EXERCISE DIRECTIONS
Gather each line of the records where "excitation" appears.

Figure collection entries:

begin

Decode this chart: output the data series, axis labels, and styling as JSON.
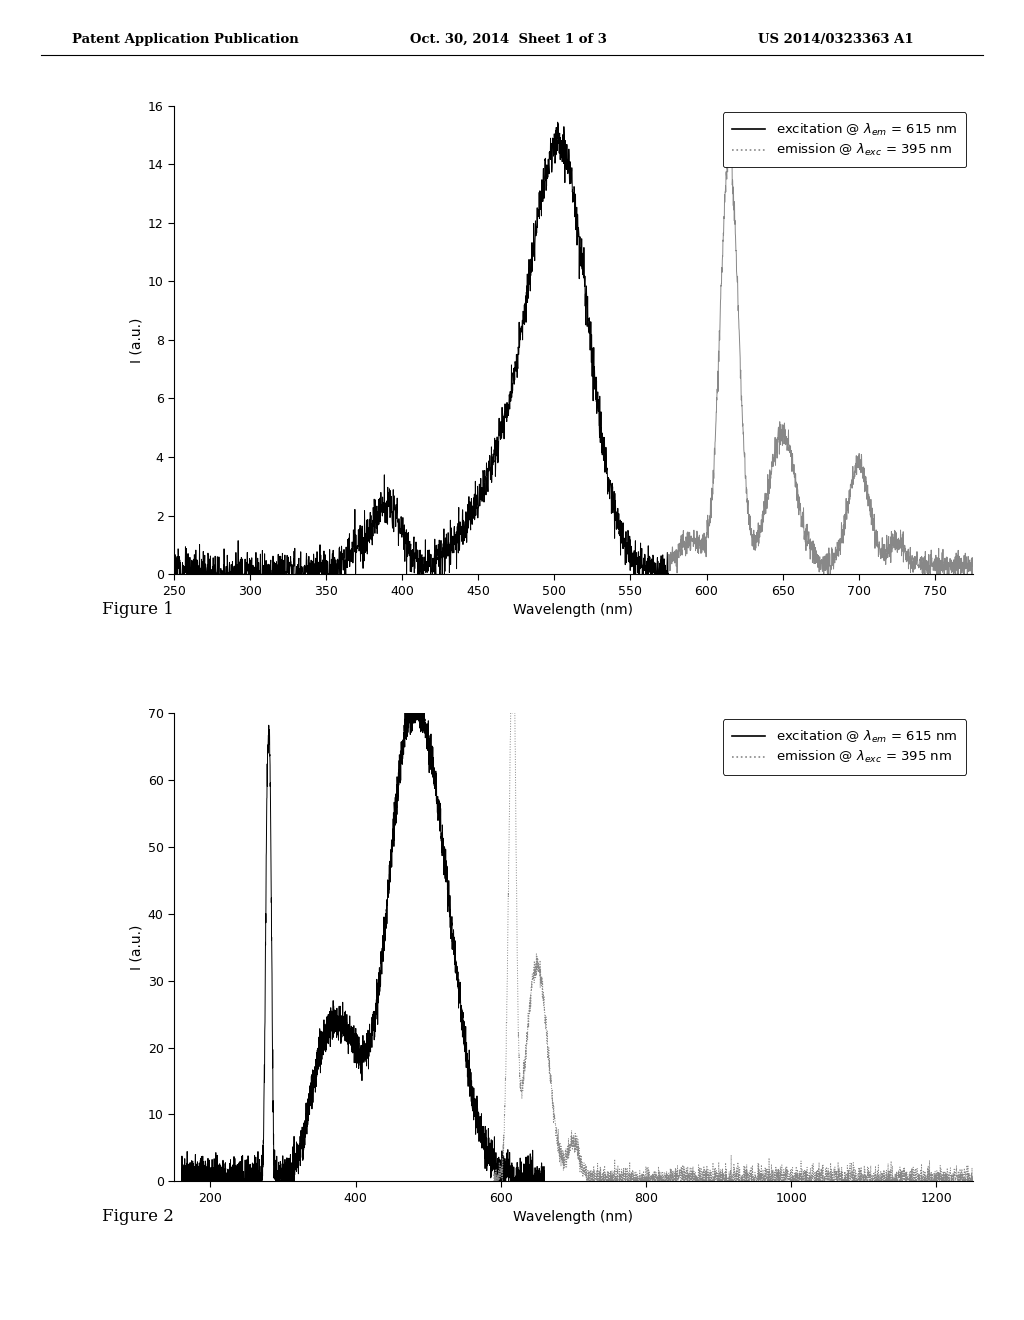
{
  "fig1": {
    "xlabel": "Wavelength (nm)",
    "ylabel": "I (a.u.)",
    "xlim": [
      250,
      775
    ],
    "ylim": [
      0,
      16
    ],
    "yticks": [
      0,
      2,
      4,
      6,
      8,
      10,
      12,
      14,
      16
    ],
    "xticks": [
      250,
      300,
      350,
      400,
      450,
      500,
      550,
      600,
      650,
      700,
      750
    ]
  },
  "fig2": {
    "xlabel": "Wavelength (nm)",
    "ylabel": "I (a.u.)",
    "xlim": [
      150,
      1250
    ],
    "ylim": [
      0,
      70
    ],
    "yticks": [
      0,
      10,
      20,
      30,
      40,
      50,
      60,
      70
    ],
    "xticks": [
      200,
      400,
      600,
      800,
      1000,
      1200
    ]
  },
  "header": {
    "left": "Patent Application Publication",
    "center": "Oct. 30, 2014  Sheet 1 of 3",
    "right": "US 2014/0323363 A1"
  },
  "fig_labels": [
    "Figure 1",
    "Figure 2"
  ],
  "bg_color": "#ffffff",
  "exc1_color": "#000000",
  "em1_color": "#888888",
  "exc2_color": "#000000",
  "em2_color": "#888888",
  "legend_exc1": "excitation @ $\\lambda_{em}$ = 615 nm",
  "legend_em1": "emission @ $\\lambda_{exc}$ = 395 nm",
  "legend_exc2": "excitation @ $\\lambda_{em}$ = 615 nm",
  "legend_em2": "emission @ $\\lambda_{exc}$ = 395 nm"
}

end

COMPLETE RESPONSE
  "legend_exc1": "excitation @ $\\lambda_{em}$ = 615 nm",
  "legend_exc2": "excitation @ $\\lambda_{em}$ = 615 nm",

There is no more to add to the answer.